• GOAL
Output the material beneath this task exactly, images excluded.
----------------------------------------
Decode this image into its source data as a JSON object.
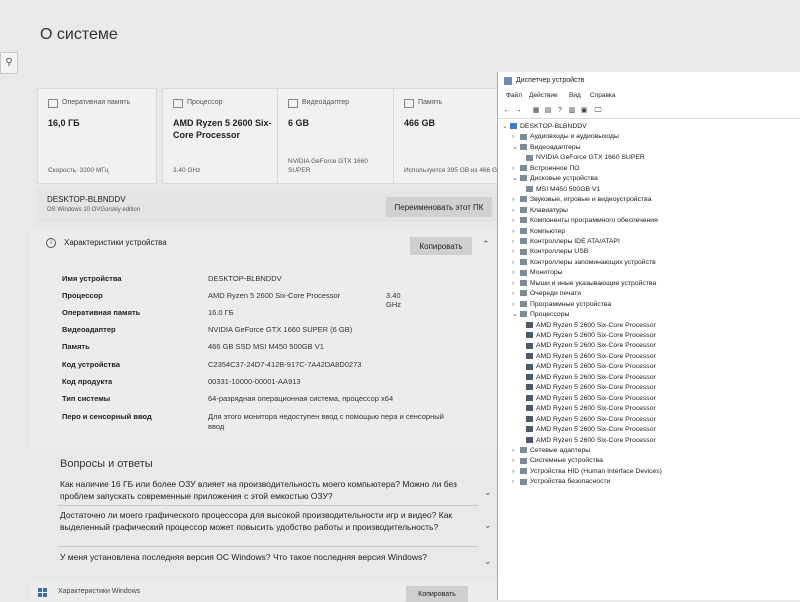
{
  "page": {
    "title": "О системе",
    "search_glyph": "⚲"
  },
  "cards": [
    {
      "label": "Оперативная память",
      "main": "16,0 ГБ",
      "sub": "Скорость: 3200 МГц"
    },
    {
      "label": "Процессор",
      "main": "AMD Ryzen 5 2600 Six-Core Processor",
      "sub": "3.40 GHz"
    },
    {
      "label": "Видеоадаптер",
      "main": "6 GB",
      "sub": "NVIDIA GeForce GTX 1660 SUPER"
    },
    {
      "label": "Память",
      "main": "466 GB",
      "sub": "Используется 395 GB из 466 GB"
    }
  ],
  "device": {
    "name": "DESKTOP-BLBNDDV",
    "os": "OS Windows 10 OVGorskiy edition",
    "rename_label": "Переименовать этот ПК"
  },
  "specs": {
    "title": "Характеристики устройства",
    "copy_label": "Копировать",
    "rows": [
      {
        "k": "Имя устройства",
        "v": "DESKTOP-BLBNDDV",
        "v2": ""
      },
      {
        "k": "Процессор",
        "v": "AMD Ryzen 5 2600 Six-Core Processor",
        "v2": "3.40 GHz"
      },
      {
        "k": "Оперативная память",
        "v": "16.0 ГБ",
        "v2": ""
      },
      {
        "k": "Видеоадаптер",
        "v": "NVIDIA GeForce GTX 1660 SUPER (6 GB)",
        "v2": ""
      },
      {
        "k": "Память",
        "v": "466 GB SSD MSI M450 500GB V1",
        "v2": ""
      },
      {
        "k": "Код устройства",
        "v": "C2354C37-24D7-412B-917C-7A42DA8D0273",
        "v2": ""
      },
      {
        "k": "Код продукта",
        "v": "00331-10000-00001-AA913",
        "v2": ""
      },
      {
        "k": "Тип системы",
        "v": "64-разрядная операционная система, процессор x64",
        "v2": ""
      },
      {
        "k": "Перо и сенсорный ввод",
        "v": "Для этого монитора недоступен ввод с помощью пера и сенсорный ввод",
        "v2": ""
      }
    ]
  },
  "faq": {
    "title": "Вопросы и ответы",
    "items": [
      "Как наличие 16 ГБ или более ОЗУ влияет на производительность моего компьютера? Можно ли без проблем запускать современные приложения с этой емкостью ОЗУ?",
      "Достаточно ли моего графического процессора для высокой производительности игр и видео? Как выделенный графический процессор может повысить удобство работы и производительность?",
      "У меня установлена последняя версия ОС Windows? Что такое последняя версия Windows?"
    ]
  },
  "bottom": {
    "label": "Характеристики Windows",
    "copy_label": "Копировать"
  },
  "device_manager": {
    "title": "Диспетчер устройств",
    "menu": [
      "Файл",
      "Действие",
      "Вид",
      "Справка"
    ],
    "toolbar": [
      "←",
      "→",
      "▦",
      "▤",
      "?",
      "▥",
      "▣",
      "🖵"
    ],
    "tree": [
      {
        "label": "DESKTOP-BLBNDDV",
        "level": 0,
        "exp": "⌄",
        "kind": "root"
      },
      {
        "label": "Аудиовходы и аудиовыходы",
        "level": 1,
        "exp": "›",
        "kind": ""
      },
      {
        "label": "Видеоадаптеры",
        "level": 1,
        "exp": "⌄",
        "kind": ""
      },
      {
        "label": "NVIDIA GeForce GTX 1660 SUPER",
        "level": 2,
        "exp": "",
        "kind": ""
      },
      {
        "label": "Встроенное ПО",
        "level": 1,
        "exp": "›",
        "kind": ""
      },
      {
        "label": "Дисковые устройства",
        "level": 1,
        "exp": "⌄",
        "kind": ""
      },
      {
        "label": "MSI M450 500GB V1",
        "level": 2,
        "exp": "",
        "kind": ""
      },
      {
        "label": "Звуковые, игровые и видеоустройства",
        "level": 1,
        "exp": "›",
        "kind": ""
      },
      {
        "label": "Клавиатуры",
        "level": 1,
        "exp": "›",
        "kind": ""
      },
      {
        "label": "Компоненты программного обеспечения",
        "level": 1,
        "exp": "›",
        "kind": ""
      },
      {
        "label": "Компьютер",
        "level": 1,
        "exp": "›",
        "kind": ""
      },
      {
        "label": "Контроллеры IDE ATA/ATAPI",
        "level": 1,
        "exp": "›",
        "kind": ""
      },
      {
        "label": "Контроллеры USB",
        "level": 1,
        "exp": "›",
        "kind": ""
      },
      {
        "label": "Контроллеры запоминающих устройств",
        "level": 1,
        "exp": "›",
        "kind": ""
      },
      {
        "label": "Мониторы",
        "level": 1,
        "exp": "›",
        "kind": ""
      },
      {
        "label": "Мыши и иные указывающие устройства",
        "level": 1,
        "exp": "›",
        "kind": ""
      },
      {
        "label": "Очереди печати",
        "level": 1,
        "exp": "›",
        "kind": ""
      },
      {
        "label": "Программные устройства",
        "level": 1,
        "exp": "›",
        "kind": ""
      },
      {
        "label": "Процессоры",
        "level": 1,
        "exp": "⌄",
        "kind": ""
      },
      {
        "label": "AMD Ryzen 5 2600 Six-Core Processor",
        "level": 2,
        "exp": "",
        "kind": "cpu"
      },
      {
        "label": "AMD Ryzen 5 2600 Six-Core Processor",
        "level": 2,
        "exp": "",
        "kind": "cpu"
      },
      {
        "label": "AMD Ryzen 5 2600 Six-Core Processor",
        "level": 2,
        "exp": "",
        "kind": "cpu"
      },
      {
        "label": "AMD Ryzen 5 2600 Six-Core Processor",
        "level": 2,
        "exp": "",
        "kind": "cpu"
      },
      {
        "label": "AMD Ryzen 5 2600 Six-Core Processor",
        "level": 2,
        "exp": "",
        "kind": "cpu"
      },
      {
        "label": "AMD Ryzen 5 2600 Six-Core Processor",
        "level": 2,
        "exp": "",
        "kind": "cpu"
      },
      {
        "label": "AMD Ryzen 5 2600 Six-Core Processor",
        "level": 2,
        "exp": "",
        "kind": "cpu"
      },
      {
        "label": "AMD Ryzen 5 2600 Six-Core Processor",
        "level": 2,
        "exp": "",
        "kind": "cpu"
      },
      {
        "label": "AMD Ryzen 5 2600 Six-Core Processor",
        "level": 2,
        "exp": "",
        "kind": "cpu"
      },
      {
        "label": "AMD Ryzen 5 2600 Six-Core Processor",
        "level": 2,
        "exp": "",
        "kind": "cpu"
      },
      {
        "label": "AMD Ryzen 5 2600 Six-Core Processor",
        "level": 2,
        "exp": "",
        "kind": "cpu"
      },
      {
        "label": "AMD Ryzen 5 2600 Six-Core Processor",
        "level": 2,
        "exp": "",
        "kind": "cpu"
      },
      {
        "label": "Сетевые адаптеры",
        "level": 1,
        "exp": "›",
        "kind": ""
      },
      {
        "label": "Системные устройства",
        "level": 1,
        "exp": "›",
        "kind": ""
      },
      {
        "label": "Устройства HID (Human Interface Devices)",
        "level": 1,
        "exp": "›",
        "kind": ""
      },
      {
        "label": "Устройства безопасности",
        "level": 1,
        "exp": "›",
        "kind": ""
      }
    ]
  }
}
----------------------------------------
• TASK RESPONSE
Decode this image into its source data as a JSON object.
{
  "page": {
    "title": "О системе",
    "search_glyph": "⚲"
  },
  "cards": [
    {
      "label": "Оперативная память",
      "main": "16,0 ГБ",
      "sub": "Скорость: 3200 МГц"
    },
    {
      "label": "Процессор",
      "main": "AMD Ryzen 5 2600 Six-Core Processor",
      "sub": "3.40 GHz"
    },
    {
      "label": "Видеоадаптер",
      "main": "6 GB",
      "sub": "NVIDIA GeForce GTX 1660 SUPER"
    },
    {
      "label": "Память",
      "main": "466 GB",
      "sub": "Используется 395 GB из 466 GB"
    }
  ],
  "device": {
    "name": "DESKTOP-BLBNDDV",
    "os": "OS Windows 10 OVGorskiy edition",
    "rename_label": "Переименовать этот ПК"
  },
  "specs": {
    "title": "Характеристики устройства",
    "copy_label": "Копировать",
    "rows": [
      {
        "k": "Имя устройства",
        "v": "DESKTOP-BLBNDDV",
        "v2": ""
      },
      {
        "k": "Процессор",
        "v": "AMD Ryzen 5 2600 Six-Core Processor",
        "v2": "3.40 GHz"
      },
      {
        "k": "Оперативная память",
        "v": "16.0 ГБ",
        "v2": ""
      },
      {
        "k": "Видеоадаптер",
        "v": "NVIDIA GeForce GTX 1660 SUPER (6 GB)",
        "v2": ""
      },
      {
        "k": "Память",
        "v": "466 GB SSD MSI M450 500GB V1",
        "v2": ""
      },
      {
        "k": "Код устройства",
        "v": "C2354C37-24D7-412B-917C-7A42DA8D0273",
        "v2": ""
      },
      {
        "k": "Код продукта",
        "v": "00331-10000-00001-AA913",
        "v2": ""
      },
      {
        "k": "Тип системы",
        "v": "64-разрядная операционная система, процессор x64",
        "v2": ""
      },
      {
        "k": "Перо и сенсорный ввод",
        "v": "Для этого монитора недоступен ввод с помощью пера и сенсорный ввод",
        "v2": ""
      }
    ]
  },
  "faq": {
    "title": "Вопросы и ответы",
    "items": [
      "Как наличие 16 ГБ или более ОЗУ влияет на производительность моего компьютера? Можно ли без проблем запускать современные приложения с этой емкостью ОЗУ?",
      "Достаточно ли моего графического процессора для высокой производительности игр и видео? Как выделенный графический процессор может повысить удобство работы и производительность?",
      "У меня установлена последняя версия ОС Windows? Что такое последняя версия Windows?"
    ]
  },
  "bottom": {
    "label": "Характеристики Windows",
    "copy_label": "Копировать"
  },
  "device_manager": {
    "title": "Диспетчер устройств",
    "menu": [
      "Файл",
      "Действие",
      "Вид",
      "Справка"
    ],
    "toolbar": [
      "←",
      "→",
      "▦",
      "▤",
      "?",
      "▥",
      "▣",
      "🖵"
    ],
    "tree": [
      {
        "label": "DESKTOP-BLBNDDV",
        "level": 0,
        "exp": "⌄",
        "kind": "root"
      },
      {
        "label": "Аудиовходы и аудиовыходы",
        "level": 1,
        "exp": "›",
        "kind": ""
      },
      {
        "label": "Видеоадаптеры",
        "level": 1,
        "exp": "⌄",
        "kind": ""
      },
      {
        "label": "NVIDIA GeForce GTX 1660 SUPER",
        "level": 2,
        "exp": "",
        "kind": ""
      },
      {
        "label": "Встроенное ПО",
        "level": 1,
        "exp": "›",
        "kind": ""
      },
      {
        "label": "Дисковые устройства",
        "level": 1,
        "exp": "⌄",
        "kind": ""
      },
      {
        "label": "MSI M450 500GB V1",
        "level": 2,
        "exp": "",
        "kind": ""
      },
      {
        "label": "Звуковые, игровые и видеоустройства",
        "level": 1,
        "exp": "›",
        "kind": ""
      },
      {
        "label": "Клавиатуры",
        "level": 1,
        "exp": "›",
        "kind": ""
      },
      {
        "label": "Компоненты программного обеспечения",
        "level": 1,
        "exp": "›",
        "kind": ""
      },
      {
        "label": "Компьютер",
        "level": 1,
        "exp": "›",
        "kind": ""
      },
      {
        "label": "Контроллеры IDE ATA/ATAPI",
        "level": 1,
        "exp": "›",
        "kind": ""
      },
      {
        "label": "Контроллеры USB",
        "level": 1,
        "exp": "›",
        "kind": ""
      },
      {
        "label": "Контроллеры запоминающих устройств",
        "level": 1,
        "exp": "›",
        "kind": ""
      },
      {
        "label": "Мониторы",
        "level": 1,
        "exp": "›",
        "kind": ""
      },
      {
        "label": "Мыши и иные указывающие устройства",
        "level": 1,
        "exp": "›",
        "kind": ""
      },
      {
        "label": "Очереди печати",
        "level": 1,
        "exp": "›",
        "kind": ""
      },
      {
        "label": "Программные устройства",
        "level": 1,
        "exp": "›",
        "kind": ""
      },
      {
        "label": "Процессоры",
        "level": 1,
        "exp": "⌄",
        "kind": ""
      },
      {
        "label": "AMD Ryzen 5 2600 Six-Core Processor",
        "level": 2,
        "exp": "",
        "kind": "cpu"
      },
      {
        "label": "AMD Ryzen 5 2600 Six-Core Processor",
        "level": 2,
        "exp": "",
        "kind": "cpu"
      },
      {
        "label": "AMD Ryzen 5 2600 Six-Core Processor",
        "level": 2,
        "exp": "",
        "kind": "cpu"
      },
      {
        "label": "AMD Ryzen 5 2600 Six-Core Processor",
        "level": 2,
        "exp": "",
        "kind": "cpu"
      },
      {
        "label": "AMD Ryzen 5 2600 Six-Core Processor",
        "level": 2,
        "exp": "",
        "kind": "cpu"
      },
      {
        "label": "AMD Ryzen 5 2600 Six-Core Processor",
        "level": 2,
        "exp": "",
        "kind": "cpu"
      },
      {
        "label": "AMD Ryzen 5 2600 Six-Core Processor",
        "level": 2,
        "exp": "",
        "kind": "cpu"
      },
      {
        "label": "AMD Ryzen 5 2600 Six-Core Processor",
        "level": 2,
        "exp": "",
        "kind": "cpu"
      },
      {
        "label": "AMD Ryzen 5 2600 Six-Core Processor",
        "level": 2,
        "exp": "",
        "kind": "cpu"
      },
      {
        "label": "AMD Ryzen 5 2600 Six-Core Processor",
        "level": 2,
        "exp": "",
        "kind": "cpu"
      },
      {
        "label": "AMD Ryzen 5 2600 Six-Core Processor",
        "level": 2,
        "exp": "",
        "kind": "cpu"
      },
      {
        "label": "AMD Ryzen 5 2600 Six-Core Processor",
        "level": 2,
        "exp": "",
        "kind": "cpu"
      },
      {
        "label": "Сетевые адаптеры",
        "level": 1,
        "exp": "›",
        "kind": ""
      },
      {
        "label": "Системные устройства",
        "level": 1,
        "exp": "›",
        "kind": ""
      },
      {
        "label": "Устройства HID (Human Interface Devices)",
        "level": 1,
        "exp": "›",
        "kind": ""
      },
      {
        "label": "Устройства безопасности",
        "level": 1,
        "exp": "›",
        "kind": ""
      }
    ]
  }
}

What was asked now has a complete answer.